STATED EXERCISE - Copy out each line of the data that holds the word "Byte".

— Begin —

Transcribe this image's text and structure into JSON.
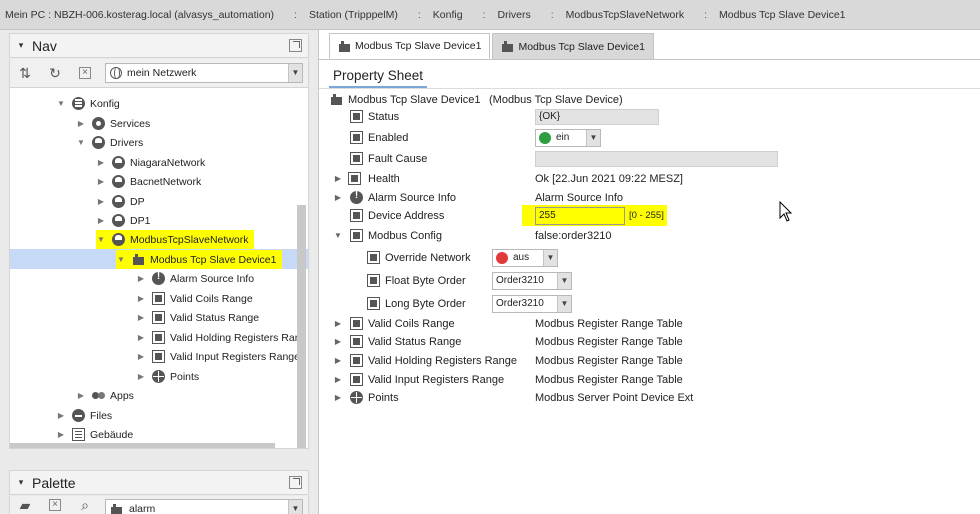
{
  "breadcrumb": [
    "Mein PC : NBZH-006.kosterag.local (alvasys_automation)",
    "Station (TripppelM)",
    "Konfig",
    "Drivers",
    "ModbusTcpSlaveNetwork",
    "Modbus Tcp Slave Device1"
  ],
  "nav": {
    "title": "Nav",
    "network_select": "mein Netzwerk",
    "tree": [
      {
        "label": "Konfig",
        "icon": "folder-icon",
        "expanded": true
      },
      {
        "label": "Services",
        "icon": "gear-icon",
        "expanded": false
      },
      {
        "label": "Drivers",
        "icon": "driver-icon",
        "expanded": true
      },
      {
        "label": "NiagaraNetwork",
        "icon": "network-icon",
        "expanded": false
      },
      {
        "label": "BacnetNetwork",
        "icon": "network-icon",
        "expanded": false
      },
      {
        "label": "DP",
        "icon": "network-icon",
        "expanded": false
      },
      {
        "label": "DP1",
        "icon": "network-icon",
        "expanded": false
      },
      {
        "label": "ModbusTcpSlaveNetwork",
        "icon": "network-icon",
        "expanded": true,
        "highlighted": true
      },
      {
        "label": "Modbus Tcp Slave Device1",
        "icon": "device-icon",
        "expanded": true,
        "highlighted": true,
        "selected": true
      },
      {
        "label": "Alarm Source Info",
        "icon": "alarm-icon",
        "expanded": false
      },
      {
        "label": "Valid Coils Range",
        "icon": "range-icon",
        "expanded": false
      },
      {
        "label": "Valid Status Range",
        "icon": "range-icon",
        "expanded": false
      },
      {
        "label": "Valid Holding Registers Rang",
        "icon": "range-icon",
        "expanded": false
      },
      {
        "label": "Valid Input Registers Range",
        "icon": "range-icon",
        "expanded": false
      },
      {
        "label": "Points",
        "icon": "points-icon",
        "expanded": false
      },
      {
        "label": "Apps",
        "icon": "apps-icon",
        "expanded": false
      },
      {
        "label": "Files",
        "icon": "files-icon",
        "expanded": false
      },
      {
        "label": "Gebäude",
        "icon": "building-icon",
        "expanded": false
      }
    ]
  },
  "palette": {
    "title": "Palette",
    "select": "alarm"
  },
  "tabs": [
    "Modbus Tcp Slave Device1",
    "Modbus Tcp Slave Device1"
  ],
  "view_title": "Property Sheet",
  "sheet": {
    "header_name": "Modbus Tcp Slave Device1",
    "header_type": "(Modbus Tcp Slave Device)",
    "status_label": "Status",
    "status_value": "{OK}",
    "enabled_label": "Enabled",
    "enabled_value": "ein",
    "fault_label": "Fault Cause",
    "health_label": "Health",
    "health_value": "Ok [22.Jun 2021 09:22 MESZ]",
    "alarm_label": "Alarm Source Info",
    "alarm_value": "Alarm Source Info",
    "address_label": "Device Address",
    "address_value": "255",
    "address_range": "[0 - 255]",
    "modbus_config_label": "Modbus Config",
    "modbus_config_value": "false:order3210",
    "override_label": "Override Network",
    "override_value": "aus",
    "float_label": "Float Byte Order",
    "float_value": "Order3210",
    "long_label": "Long Byte Order",
    "long_value": "Order3210",
    "coils_label": "Valid Coils Range",
    "coils_value": "Modbus Register Range Table",
    "status_range_label": "Valid Status Range",
    "status_range_value": "Modbus Register Range Table",
    "holding_label": "Valid Holding Registers Range",
    "holding_value": "Modbus Register Range Table",
    "input_label": "Valid Input Registers Range",
    "input_value": "Modbus Register Range Table",
    "points_label": "Points",
    "points_value": "Modbus Server Point Device Ext"
  },
  "colors": {
    "highlight": "#ffff00",
    "selection": "#c6d9f7",
    "enabled_dot": "#2e9e3e",
    "disabled_dot": "#e23a3a"
  }
}
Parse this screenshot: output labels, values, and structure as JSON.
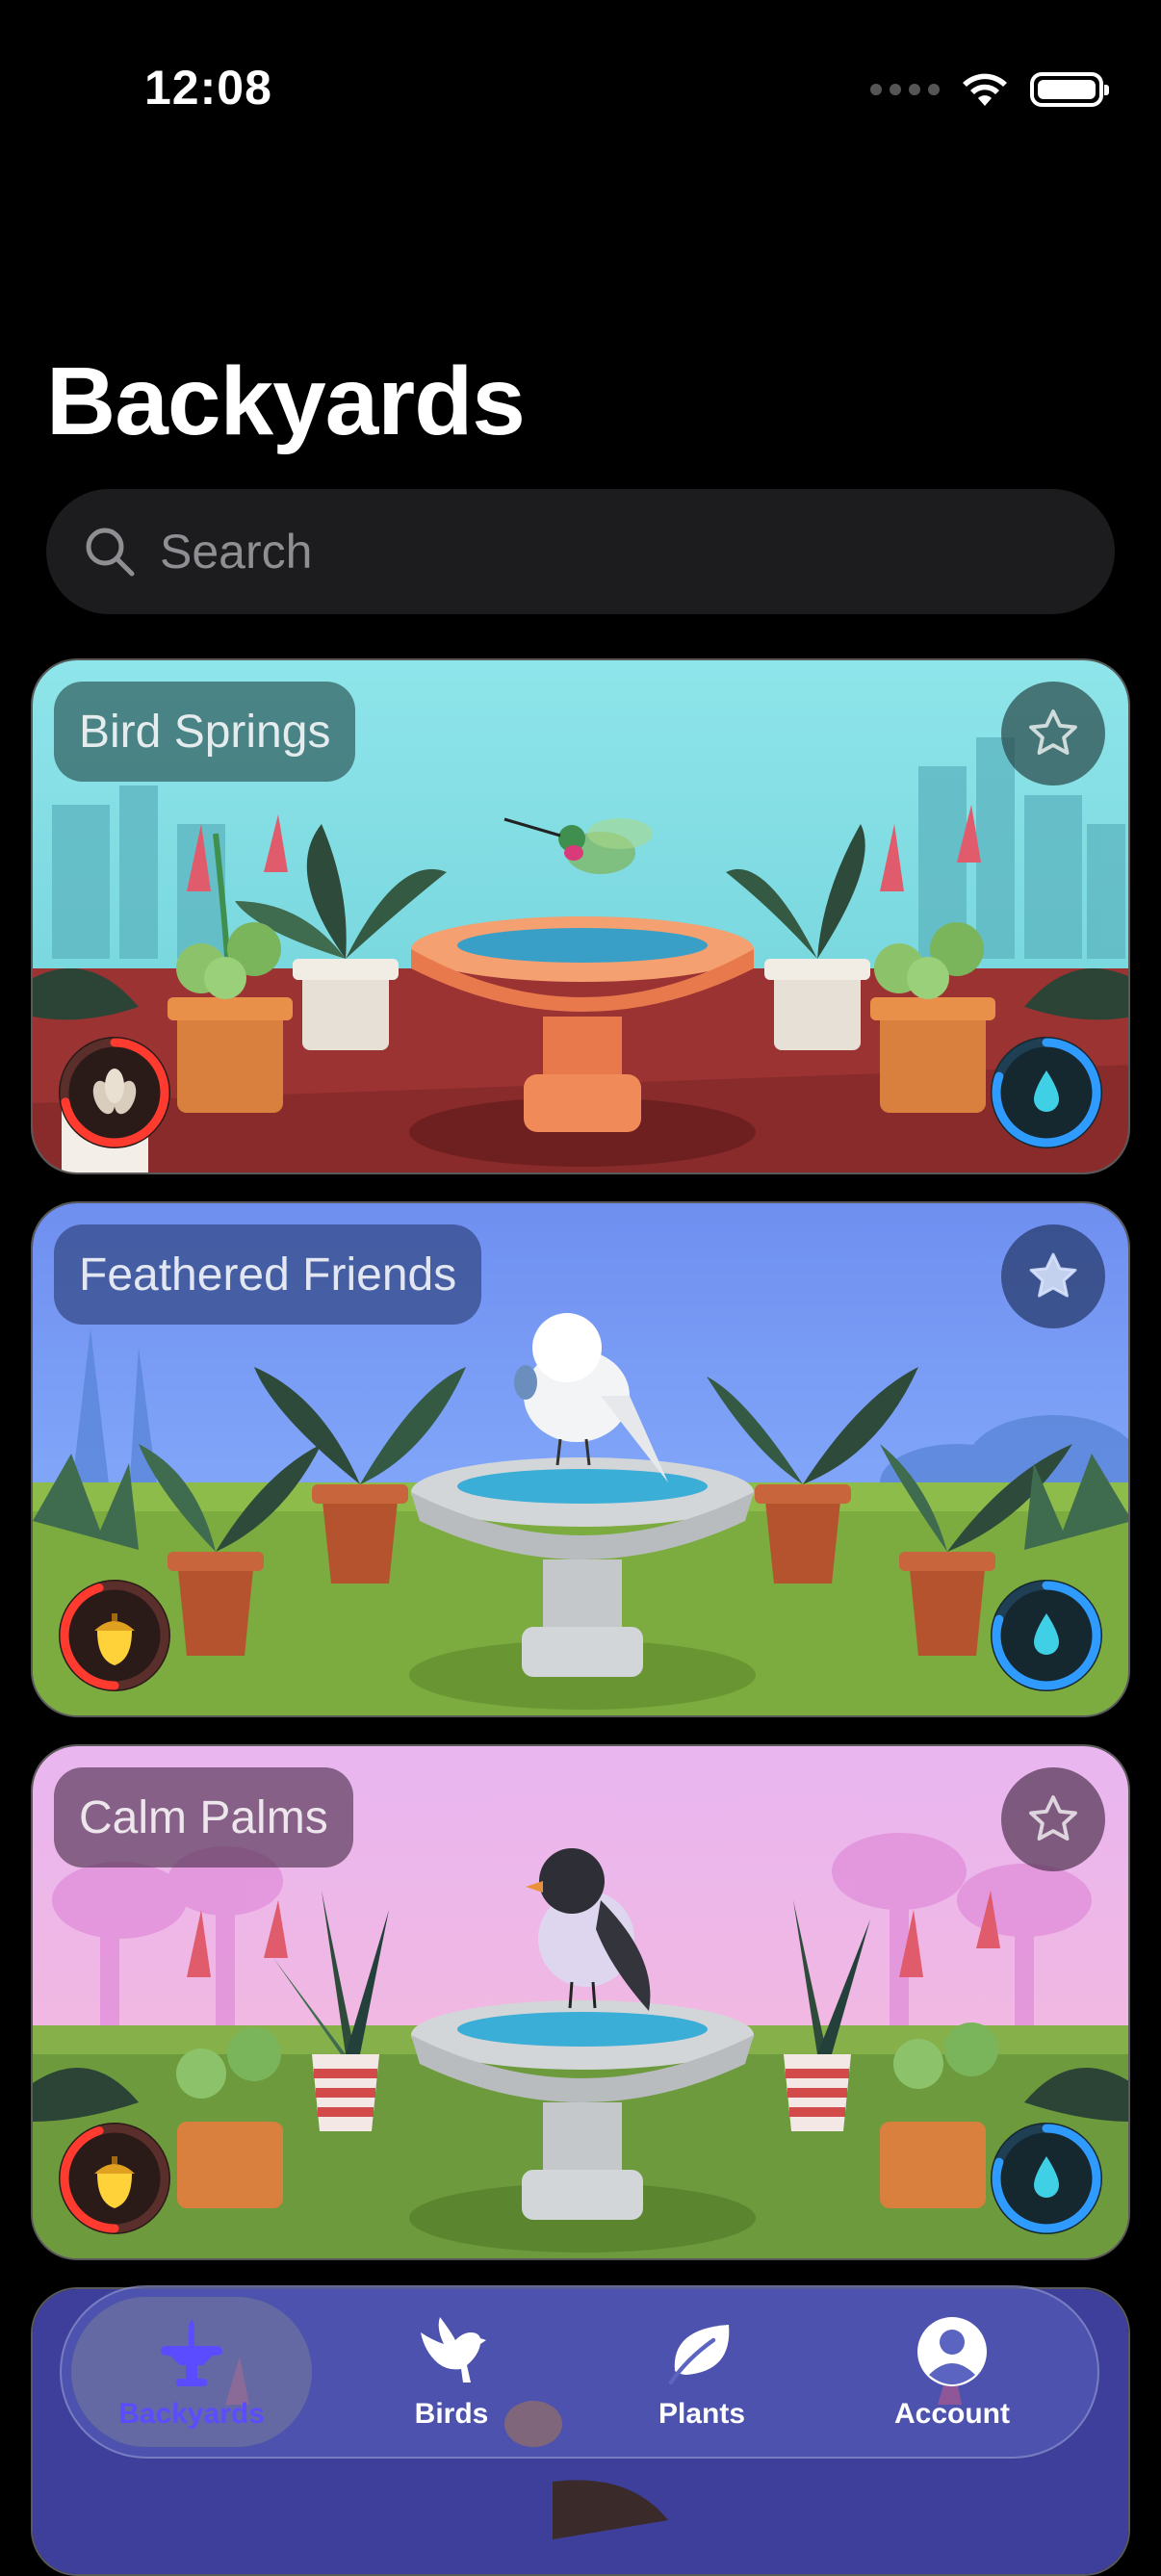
{
  "status": {
    "time": "12:08"
  },
  "page": {
    "title": "Backyards"
  },
  "search": {
    "placeholder": "Search"
  },
  "cards": [
    {
      "title": "Bird Springs",
      "favorite": false,
      "food": "seeds",
      "food_level": 0.72,
      "water_level": 0.8
    },
    {
      "title": "Feathered Friends",
      "favorite": true,
      "food": "acorn",
      "food_level": 0.45,
      "water_level": 0.8
    },
    {
      "title": "Calm Palms",
      "favorite": false,
      "food": "acorn",
      "food_level": 0.45,
      "water_level": 0.8
    }
  ],
  "tabs": [
    {
      "label": "Backyards",
      "icon": "birdbath-icon",
      "active": true
    },
    {
      "label": "Birds",
      "icon": "bird-icon",
      "active": false
    },
    {
      "label": "Plants",
      "icon": "leaf-icon",
      "active": false
    },
    {
      "label": "Account",
      "icon": "person-circle-icon",
      "active": false
    }
  ],
  "colors": {
    "accent": "#5b4dff",
    "food_ring": "#ff3b30",
    "water_ring": "#2f9bff"
  }
}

— End —

EXERCISE RESPONSE -
    "float_label": "Float Byte Order",
    "long_label": "Long Byte Order",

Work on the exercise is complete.